**WRITTEN EXERCISE**
Write out each line of the listing as it stands, without the images.

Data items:
● ● ●

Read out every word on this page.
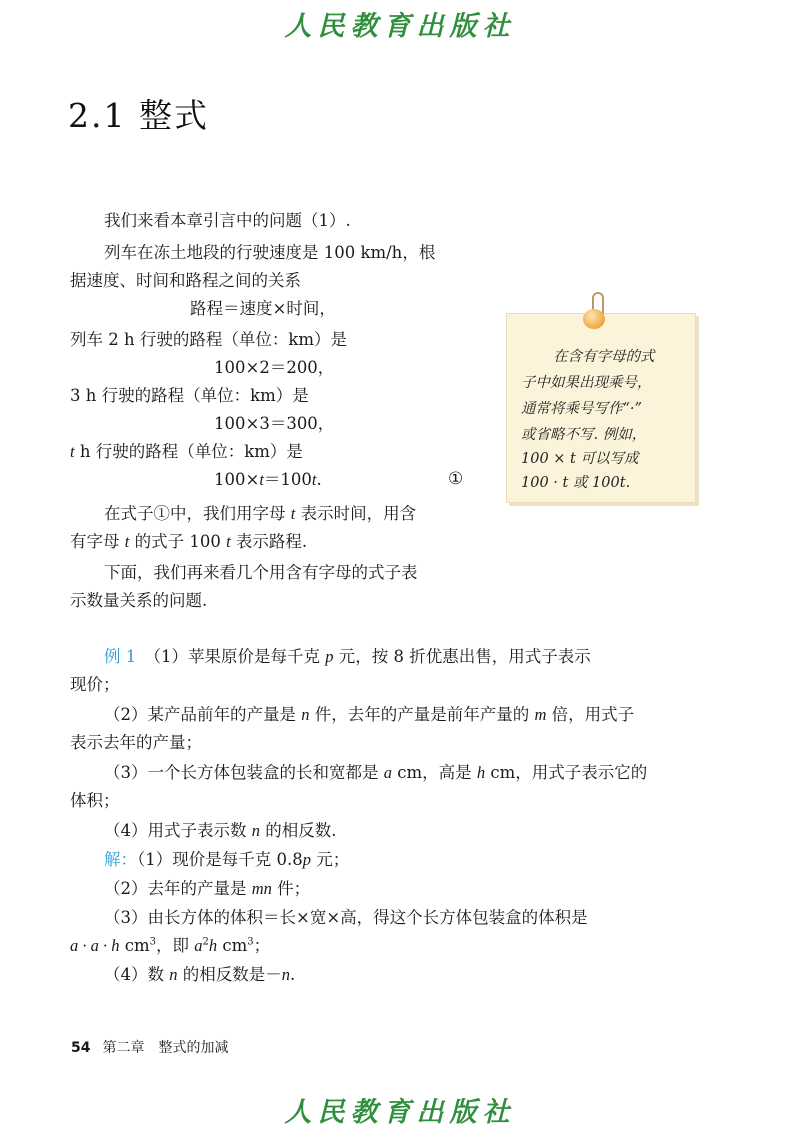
人民教育出版社
2.1 整式
我们来看本章引言中的问题（1）.
列车在冻土地段的行驶速度是 100 km/h，根
据速度、时间和路程之间的关系
路程＝速度×时间，
列车 2 h 行驶的路程（单位：km）是
100×2＝200，
3 h 行驶的路程（单位：km）是
100×3＝300，
t h 行驶的路程（单位：km）是
100×t＝100t.	①
在式子①中，我们用字母 t 表示时间，用含
有字母 t 的式子 100 t 表示路程.
下面，我们再来看几个用含有字母的式子表
示数量关系的问题.
在含有字母的式
子中如果出现乘号，
通常将乘号写作“·”
或省略不写. 例如，
100 × t 可以写成
100 · t 或 100t.
例 1　 （1）苹果原价是每千克 p 元，按 8 折优惠出售，用式子表示
现价；
（2）某产品前年的产量是 n 件，去年的产量是前年产量的 m 倍，用式子
表示去年的产量；
（3）一个长方体包装盒的长和宽都是 a cm，高是 h cm，用式子表示它的
体积；
（4）用式子表示数 n 的相反数.
解：（1）现价是每千克 0.8p 元；
（2）去年的产量是 mn 件；
（3）由长方体的体积＝长×宽×高，得这个长方体包装盒的体积是
a · a · h $cm^3$，即 $a^2h$ $cm^3$；
（4）数 n 的相反数是－n.
54 第二章　整式的加减
人民教育出版社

● ● ●

**OUTPUT FOR THIS TASK**
Read out every word on this page.
人民教育出版社
2.1 整式
我们来看本章引言中的问题（1）.
列车在冻土地段的行驶速度是 100 km/h，根
据速度、时间和路程之间的关系
路程＝速度×时间，
列车 2 h 行驶的路程（单位：km）是
100×2＝200，
3 h 行驶的路程（单位：km）是
100×3＝300，
t h 行驶的路程（单位：km）是
100×t＝100t.	①
在式子①中，我们用字母 t 表示时间，用含
有字母 t 的式子 100 t 表示路程.
下面，我们再来看几个用含有字母的式子表
示数量关系的问题.
在含有字母的式
子中如果出现乘号，
通常将乘号写作“·”
或省略不写. 例如，
100 × t 可以写成
100 · t 或 100t.
例 1　 （1）苹果原价是每千克 p 元，按 8 折优惠出售，用式子表示
现价；
（2）某产品前年的产量是 n 件，去年的产量是前年产量的 m 倍，用式子
表示去年的产量；
（3）一个长方体包装盒的长和宽都是 a cm，高是 h cm，用式子表示它的
体积；
（4）用式子表示数 n 的相反数.
解：（1）现价是每千克 0.8p 元；
（2）去年的产量是 mn 件；
（3）由长方体的体积＝长×宽×高，得这个长方体包装盒的体积是
a · a · h $cm^3$，即 $a^2h$ $cm^3$；
（4）数 n 的相反数是－n.
54 第二章　整式的加减
人民教育出版社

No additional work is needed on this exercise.